Drop the images; return everything else in the listing below exactly.

*Dataset entries*
+++
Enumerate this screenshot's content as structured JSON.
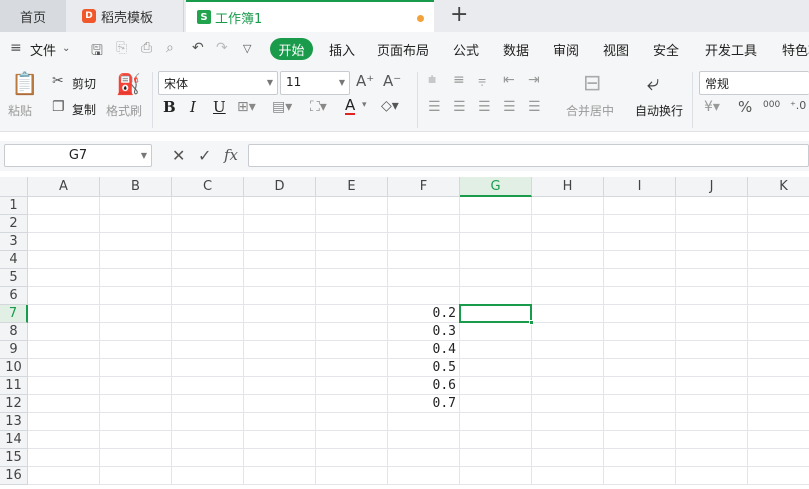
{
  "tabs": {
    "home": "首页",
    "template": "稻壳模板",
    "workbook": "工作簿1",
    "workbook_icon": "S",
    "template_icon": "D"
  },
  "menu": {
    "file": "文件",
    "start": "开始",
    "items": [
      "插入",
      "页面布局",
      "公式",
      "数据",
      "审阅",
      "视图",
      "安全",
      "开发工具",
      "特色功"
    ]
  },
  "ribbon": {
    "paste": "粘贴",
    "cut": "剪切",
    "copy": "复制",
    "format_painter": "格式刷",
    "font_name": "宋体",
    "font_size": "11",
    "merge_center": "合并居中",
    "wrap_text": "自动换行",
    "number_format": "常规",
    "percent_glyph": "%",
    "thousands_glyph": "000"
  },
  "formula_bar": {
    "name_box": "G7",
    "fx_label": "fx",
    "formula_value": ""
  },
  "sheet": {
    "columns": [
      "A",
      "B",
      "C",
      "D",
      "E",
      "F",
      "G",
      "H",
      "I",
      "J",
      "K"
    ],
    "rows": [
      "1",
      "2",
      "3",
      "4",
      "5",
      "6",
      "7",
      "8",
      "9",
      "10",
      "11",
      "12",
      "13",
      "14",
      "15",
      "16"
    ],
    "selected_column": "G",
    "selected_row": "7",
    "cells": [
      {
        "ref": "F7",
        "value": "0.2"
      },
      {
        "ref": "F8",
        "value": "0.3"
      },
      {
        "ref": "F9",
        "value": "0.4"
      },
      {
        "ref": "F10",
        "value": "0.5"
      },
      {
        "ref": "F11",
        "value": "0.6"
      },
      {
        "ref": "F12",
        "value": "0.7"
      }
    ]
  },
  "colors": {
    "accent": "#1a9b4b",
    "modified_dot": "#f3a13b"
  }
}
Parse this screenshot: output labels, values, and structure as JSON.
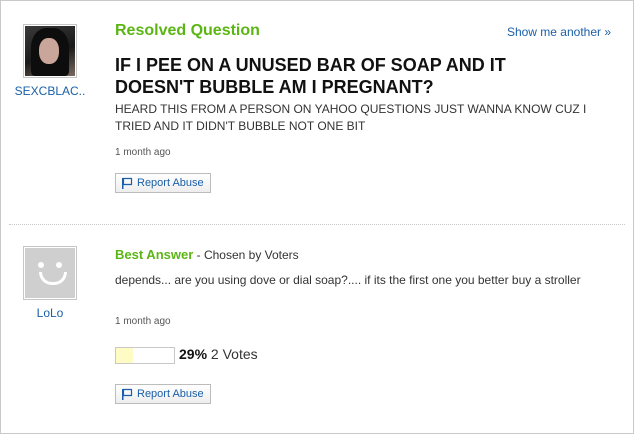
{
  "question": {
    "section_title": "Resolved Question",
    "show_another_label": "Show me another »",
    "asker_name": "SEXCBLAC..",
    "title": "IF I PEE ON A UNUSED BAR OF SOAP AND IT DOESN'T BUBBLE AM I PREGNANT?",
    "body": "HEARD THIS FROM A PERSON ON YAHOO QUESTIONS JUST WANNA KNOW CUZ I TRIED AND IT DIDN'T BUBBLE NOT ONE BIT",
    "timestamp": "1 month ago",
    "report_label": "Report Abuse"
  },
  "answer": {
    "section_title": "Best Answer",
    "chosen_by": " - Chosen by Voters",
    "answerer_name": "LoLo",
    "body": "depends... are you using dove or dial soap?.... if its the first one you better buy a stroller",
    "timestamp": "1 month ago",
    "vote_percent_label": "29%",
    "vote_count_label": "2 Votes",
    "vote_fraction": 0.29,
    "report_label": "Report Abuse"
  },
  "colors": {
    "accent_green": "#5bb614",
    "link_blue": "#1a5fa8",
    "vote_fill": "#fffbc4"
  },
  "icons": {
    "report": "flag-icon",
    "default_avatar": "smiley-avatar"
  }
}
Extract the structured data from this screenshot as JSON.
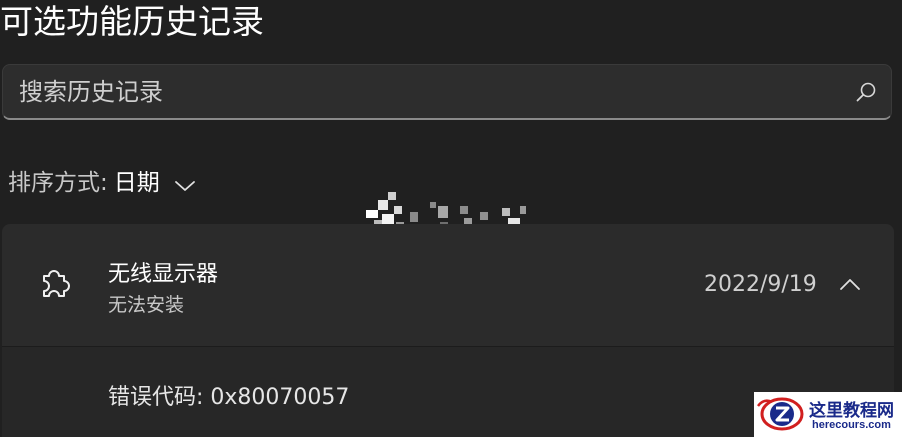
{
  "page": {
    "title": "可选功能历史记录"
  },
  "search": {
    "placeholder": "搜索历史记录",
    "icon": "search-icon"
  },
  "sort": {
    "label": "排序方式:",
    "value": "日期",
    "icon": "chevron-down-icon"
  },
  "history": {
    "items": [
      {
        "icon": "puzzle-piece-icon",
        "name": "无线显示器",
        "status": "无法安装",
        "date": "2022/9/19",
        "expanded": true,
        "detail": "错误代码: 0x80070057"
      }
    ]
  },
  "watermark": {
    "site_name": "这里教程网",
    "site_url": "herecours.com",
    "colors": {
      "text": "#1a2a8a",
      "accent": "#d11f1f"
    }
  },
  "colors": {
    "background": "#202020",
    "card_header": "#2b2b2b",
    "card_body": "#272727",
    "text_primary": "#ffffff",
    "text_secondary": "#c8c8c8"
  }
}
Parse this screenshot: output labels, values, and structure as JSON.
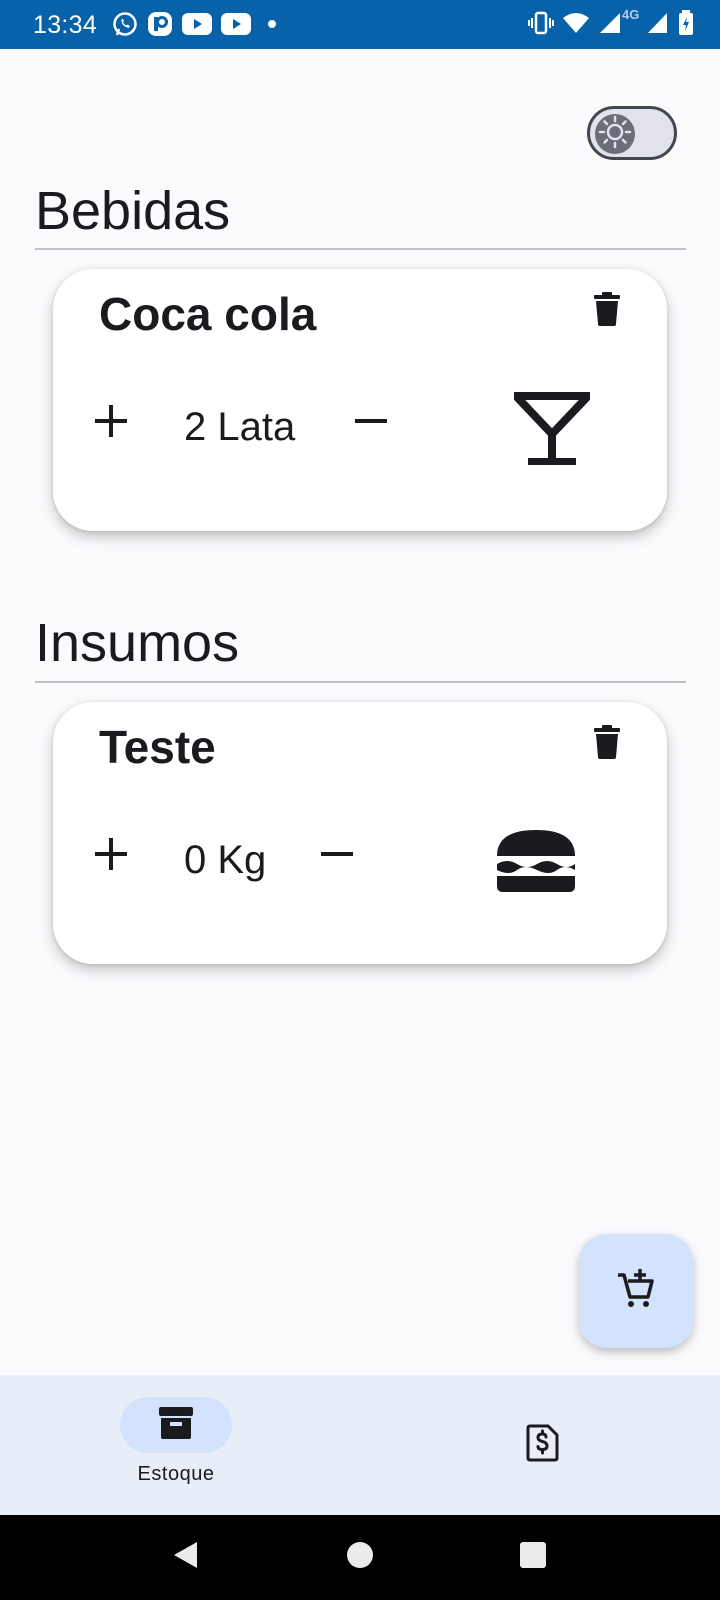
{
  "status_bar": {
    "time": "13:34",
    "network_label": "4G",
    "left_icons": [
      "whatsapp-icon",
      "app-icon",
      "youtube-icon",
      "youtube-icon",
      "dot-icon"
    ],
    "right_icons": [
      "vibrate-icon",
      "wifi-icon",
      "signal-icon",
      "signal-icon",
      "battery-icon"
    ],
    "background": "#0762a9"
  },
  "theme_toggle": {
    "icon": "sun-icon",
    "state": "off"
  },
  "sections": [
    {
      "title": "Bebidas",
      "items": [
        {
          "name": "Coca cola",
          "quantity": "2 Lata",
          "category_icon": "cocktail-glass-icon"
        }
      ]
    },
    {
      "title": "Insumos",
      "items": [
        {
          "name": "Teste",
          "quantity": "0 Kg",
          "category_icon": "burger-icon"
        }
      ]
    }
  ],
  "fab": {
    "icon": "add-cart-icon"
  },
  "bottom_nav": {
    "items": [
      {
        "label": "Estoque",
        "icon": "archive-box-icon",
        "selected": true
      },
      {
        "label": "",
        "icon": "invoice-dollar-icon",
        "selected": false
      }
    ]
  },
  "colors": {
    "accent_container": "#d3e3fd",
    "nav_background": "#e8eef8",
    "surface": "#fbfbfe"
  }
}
+++
*Output for this task*
Enumerate this screenshot's content as structured JSON.
{
  "tabs": {
    "home": "首页",
    "template": "稻壳模板",
    "workbook": "工作簿1",
    "workbook_icon": "S",
    "template_icon": "D"
  },
  "menu": {
    "file": "文件",
    "start": "开始",
    "items": [
      "插入",
      "页面布局",
      "公式",
      "数据",
      "审阅",
      "视图",
      "安全",
      "开发工具",
      "特色功"
    ]
  },
  "ribbon": {
    "paste": "粘贴",
    "cut": "剪切",
    "copy": "复制",
    "format_painter": "格式刷",
    "font_name": "宋体",
    "font_size": "11",
    "merge_center": "合并居中",
    "wrap_text": "自动换行",
    "number_format": "常规",
    "percent_glyph": "%",
    "thousands_glyph": "000"
  },
  "formula_bar": {
    "name_box": "G7",
    "fx_label": "fx",
    "formula_value": ""
  },
  "sheet": {
    "columns": [
      "A",
      "B",
      "C",
      "D",
      "E",
      "F",
      "G",
      "H",
      "I",
      "J",
      "K"
    ],
    "rows": [
      "1",
      "2",
      "3",
      "4",
      "5",
      "6",
      "7",
      "8",
      "9",
      "10",
      "11",
      "12",
      "13",
      "14",
      "15",
      "16"
    ],
    "selected_column": "G",
    "selected_row": "7",
    "cells": [
      {
        "ref": "F7",
        "value": "0.2"
      },
      {
        "ref": "F8",
        "value": "0.3"
      },
      {
        "ref": "F9",
        "value": "0.4"
      },
      {
        "ref": "F10",
        "value": "0.5"
      },
      {
        "ref": "F11",
        "value": "0.6"
      },
      {
        "ref": "F12",
        "value": "0.7"
      }
    ]
  },
  "colors": {
    "accent": "#1a9b4b",
    "modified_dot": "#f3a13b"
  }
}
Parse this screenshot: output labels, values, and structure as JSON.
{
  "question": {
    "section_title": "Resolved Question",
    "show_another_label": "Show me another »",
    "asker_name": "SEXCBLAC..",
    "title": "IF I PEE ON A UNUSED BAR OF SOAP AND IT DOESN'T BUBBLE AM I PREGNANT?",
    "body": "HEARD THIS FROM A PERSON ON YAHOO QUESTIONS JUST WANNA KNOW CUZ I TRIED AND IT DIDN'T BUBBLE NOT ONE BIT",
    "timestamp": "1 month ago",
    "report_label": "Report Abuse"
  },
  "answer": {
    "section_title": "Best Answer",
    "chosen_by": " - Chosen by Voters",
    "answerer_name": "LoLo",
    "body": "depends... are you using dove or dial soap?.... if its the first one you better buy a stroller",
    "timestamp": "1 month ago",
    "vote_percent_label": "29%",
    "vote_count_label": "2 Votes",
    "vote_fraction": 0.29,
    "report_label": "Report Abuse"
  },
  "colors": {
    "accent_green": "#5bb614",
    "link_blue": "#1a5fa8",
    "vote_fill": "#fffbc4"
  },
  "icons": {
    "report": "flag-icon",
    "default_avatar": "smiley-avatar"
  }
}
Extract the structured data from this screenshot as JSON.
{
  "page": {
    "title": "可选功能历史记录"
  },
  "search": {
    "placeholder": "搜索历史记录",
    "icon": "search-icon"
  },
  "sort": {
    "label": "排序方式:",
    "value": "日期",
    "icon": "chevron-down-icon"
  },
  "history": {
    "items": [
      {
        "icon": "puzzle-piece-icon",
        "name": "无线显示器",
        "status": "无法安装",
        "date": "2022/9/19",
        "expanded": true,
        "detail": "错误代码: 0x80070057"
      }
    ]
  },
  "watermark": {
    "site_name": "这里教程网",
    "site_url": "herecours.com",
    "colors": {
      "text": "#1a2a8a",
      "accent": "#d11f1f"
    }
  },
  "colors": {
    "background": "#202020",
    "card_header": "#2b2b2b",
    "card_body": "#272727",
    "text_primary": "#ffffff",
    "text_secondary": "#c8c8c8"
  }
}
Parse this screenshot: output labels, values, and structure as JSON.
{
  "status_bar": {
    "time": "13:34",
    "network_label": "4G",
    "left_icons": [
      "whatsapp-icon",
      "app-icon",
      "youtube-icon",
      "youtube-icon",
      "dot-icon"
    ],
    "right_icons": [
      "vibrate-icon",
      "wifi-icon",
      "signal-icon",
      "signal-icon",
      "battery-icon"
    ],
    "background": "#0762a9"
  },
  "theme_toggle": {
    "icon": "sun-icon",
    "state": "off"
  },
  "sections": [
    {
      "title": "Bebidas",
      "items": [
        {
          "name": "Coca cola",
          "quantity": "2 Lata",
          "category_icon": "cocktail-glass-icon"
        }
      ]
    },
    {
      "title": "Insumos",
      "items": [
        {
          "name": "Teste",
          "quantity": "0 Kg",
          "category_icon": "burger-icon"
        }
      ]
    }
  ],
  "fab": {
    "icon": "add-cart-icon"
  },
  "bottom_nav": {
    "items": [
      {
        "label": "Estoque",
        "icon": "archive-box-icon",
        "selected": true
      },
      {
        "label": "",
        "icon": "invoice-dollar-icon",
        "selected": false
      }
    ]
  },
  "colors": {
    "accent_container": "#d3e3fd",
    "nav_background": "#e8eef8",
    "surface": "#fbfbfe"
  }
}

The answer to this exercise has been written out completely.